**Testo del documento**
Itinerario per escursioni ed ascensioni alle più alte...
Ristampa anastatica della guida del 1876
Quinto volume della collana "Lo Scaffale di Aronte" curata da Francesco Bosetti e Enzo Maestripieri
Società Editrice Apuana, (1876) 2021Nuovo
PRESENTAZIONE
di Enzo Maestripieri
La guida del pratese Emilio Bertini e del lucchese Ismaele Triglia fu pubblicata nel 1876 sotto gli auspici della Sezione Fiorentina del CAI - di cui Bertini fu socio dal 1875 e Triglia dal 1879 -, che nel ventennio circa tra la sua fondazione (1868) e la salita alla ribalta della Sezione Ligure fu protagonista della prima esplorazione apuana. La guida fu scritta per il 9° Congresso degli Alpinisti, che si svolse nel 1876 appunto a Firenze e Pistoia.
L’Itinerario per escursioni ed ascensioni alle più alte cime delle Alpi Apuane era la seconda guida in volume su quei monti dopo la Guida alle Alpi Apuane di Cesare Zolfanelli e Vincenzo Santini del 1874: che in realtà era una generica guida alla conoscenza di un territorio che, estendendosi dalle Cinque Terre liguri alla Valdinievole pistoiese, nonostante il titolo andava ben oltre le Apuane.
La guida di Bertini e Triglia ha natura diversa e più moderna, configurandosi per la prima volta come una raccolta di vere e proprie escursioni e ascensioni. Quando (pgg. 4-5) gli Autori invitano i futuri compilatori a non riempire le guide di “rettoriche descrizioni, non di troppa storia o di leggende” e auspicano che “la parte scientifica sia secondaria e tanta quanta basti per dare un’idea chiara, intera, succinta del paese”, è ovvio a chi alludessero. Naturalmente la guida del ’76 non ignora quella del ’74, ma non a caso le è debitrice di un solo passo, e cioè della descrizione della gita al Solco d’Equi, che è la sola vera escursione descritta da Zolfanelli e Santini. La guida Bertini-Triglia si compone di 53 paginette in sedicesimo, tratta solo di Alpi Apuane e parla solo di ascensioni alle cime, e anzi alle più alte: di queste mancano all’appello soltanto quelle non ancora salite da alpinisti (come il Cavallo) o considerate secondarie come la Pania Secca, anzi Paniella o Mammellone, vista come appendice della Pania della Croce.

Record del dataset
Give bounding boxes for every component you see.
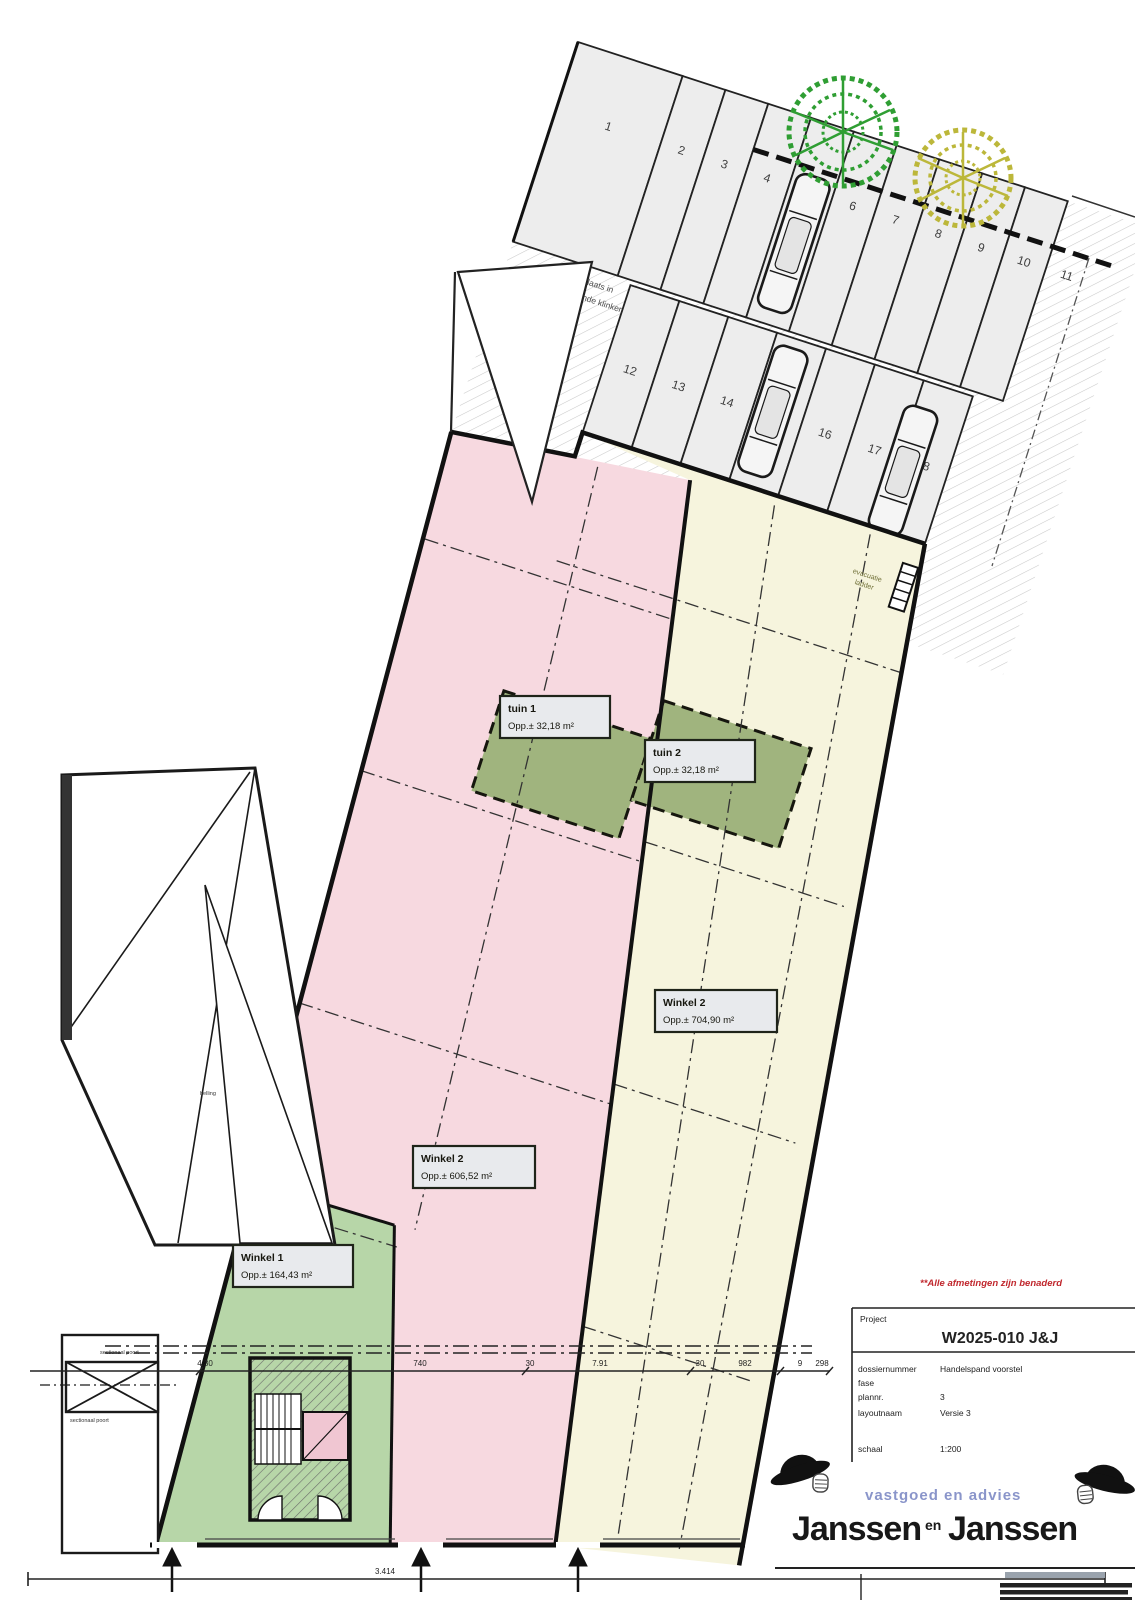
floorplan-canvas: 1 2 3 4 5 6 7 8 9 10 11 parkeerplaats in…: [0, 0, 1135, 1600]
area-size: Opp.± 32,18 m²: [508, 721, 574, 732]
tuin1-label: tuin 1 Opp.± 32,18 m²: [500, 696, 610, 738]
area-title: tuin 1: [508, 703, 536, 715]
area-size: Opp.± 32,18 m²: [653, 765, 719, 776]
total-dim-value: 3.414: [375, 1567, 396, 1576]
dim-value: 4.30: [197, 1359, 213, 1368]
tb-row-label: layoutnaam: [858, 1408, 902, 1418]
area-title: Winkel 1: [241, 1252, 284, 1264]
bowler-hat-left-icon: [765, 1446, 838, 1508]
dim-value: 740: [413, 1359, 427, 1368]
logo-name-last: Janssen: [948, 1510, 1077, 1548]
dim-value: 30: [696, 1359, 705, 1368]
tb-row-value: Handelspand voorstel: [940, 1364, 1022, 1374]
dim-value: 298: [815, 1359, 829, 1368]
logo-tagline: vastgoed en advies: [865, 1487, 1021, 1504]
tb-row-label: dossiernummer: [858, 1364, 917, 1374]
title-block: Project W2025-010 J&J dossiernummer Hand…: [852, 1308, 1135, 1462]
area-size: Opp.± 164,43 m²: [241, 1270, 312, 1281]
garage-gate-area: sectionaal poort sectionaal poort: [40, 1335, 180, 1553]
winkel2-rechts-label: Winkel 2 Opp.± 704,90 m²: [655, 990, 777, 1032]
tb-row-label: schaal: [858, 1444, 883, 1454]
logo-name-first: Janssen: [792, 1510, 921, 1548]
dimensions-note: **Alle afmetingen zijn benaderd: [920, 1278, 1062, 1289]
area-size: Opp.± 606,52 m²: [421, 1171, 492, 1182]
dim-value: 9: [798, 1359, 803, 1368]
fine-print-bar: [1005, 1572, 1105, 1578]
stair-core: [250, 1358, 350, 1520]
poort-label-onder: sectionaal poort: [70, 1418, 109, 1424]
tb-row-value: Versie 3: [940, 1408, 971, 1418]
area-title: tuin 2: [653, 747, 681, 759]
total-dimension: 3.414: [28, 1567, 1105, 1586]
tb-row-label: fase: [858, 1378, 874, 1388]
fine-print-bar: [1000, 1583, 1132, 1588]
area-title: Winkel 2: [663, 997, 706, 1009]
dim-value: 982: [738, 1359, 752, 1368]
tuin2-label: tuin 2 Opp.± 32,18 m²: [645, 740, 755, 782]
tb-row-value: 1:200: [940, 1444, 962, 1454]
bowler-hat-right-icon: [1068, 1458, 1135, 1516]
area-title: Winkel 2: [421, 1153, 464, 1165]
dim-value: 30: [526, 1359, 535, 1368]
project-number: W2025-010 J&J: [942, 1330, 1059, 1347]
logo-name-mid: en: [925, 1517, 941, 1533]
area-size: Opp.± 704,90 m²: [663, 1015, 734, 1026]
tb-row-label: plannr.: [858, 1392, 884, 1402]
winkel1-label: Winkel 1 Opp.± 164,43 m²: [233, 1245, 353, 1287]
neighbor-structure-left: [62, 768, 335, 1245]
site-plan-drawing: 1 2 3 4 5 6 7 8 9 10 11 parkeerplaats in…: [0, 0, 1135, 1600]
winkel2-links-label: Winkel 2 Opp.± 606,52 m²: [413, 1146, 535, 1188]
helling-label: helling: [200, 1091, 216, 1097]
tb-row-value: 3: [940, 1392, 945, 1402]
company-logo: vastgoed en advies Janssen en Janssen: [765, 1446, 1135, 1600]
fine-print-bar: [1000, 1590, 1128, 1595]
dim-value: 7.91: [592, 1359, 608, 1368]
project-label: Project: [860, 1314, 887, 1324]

**Compito da svolgere**
Ricopia il brano del testo sulla guida del 1876 a partire dalle parole "Ristampa anastatica della" e fino a "Firenze e Pistoia." compreso, rinominando "Congresso" in "Convegno". I record non hanno alcun legame con il testo.

**Soluzione**
Ristampa anastatica della guida del 1876
Quinto volume della collana "Lo Scaffale di Aronte" curata da Francesco Bosetti e Enzo Maestripieri
Società Editrice Apuana, (1876) 2021Nuovo
PRESENTAZIONE
di Enzo Maestripieri
La guida del pratese Emilio Bertini e del lucchese Ismaele Triglia fu pubblicata nel 1876 sotto gli auspici della Sezione Fiorentina del CAI - di cui Bertini fu socio dal 1875 e Triglia dal 1879 -, che nel ventennio circa tra la sua fondazione (1868) e la salita alla ribalta della Sezione Ligure fu protagonista della prima esplorazione apuana. La guida fu scritta per il 9° Convegno degli Alpinisti, che si svolse nel 1876 appunto a Firenze e Pistoia.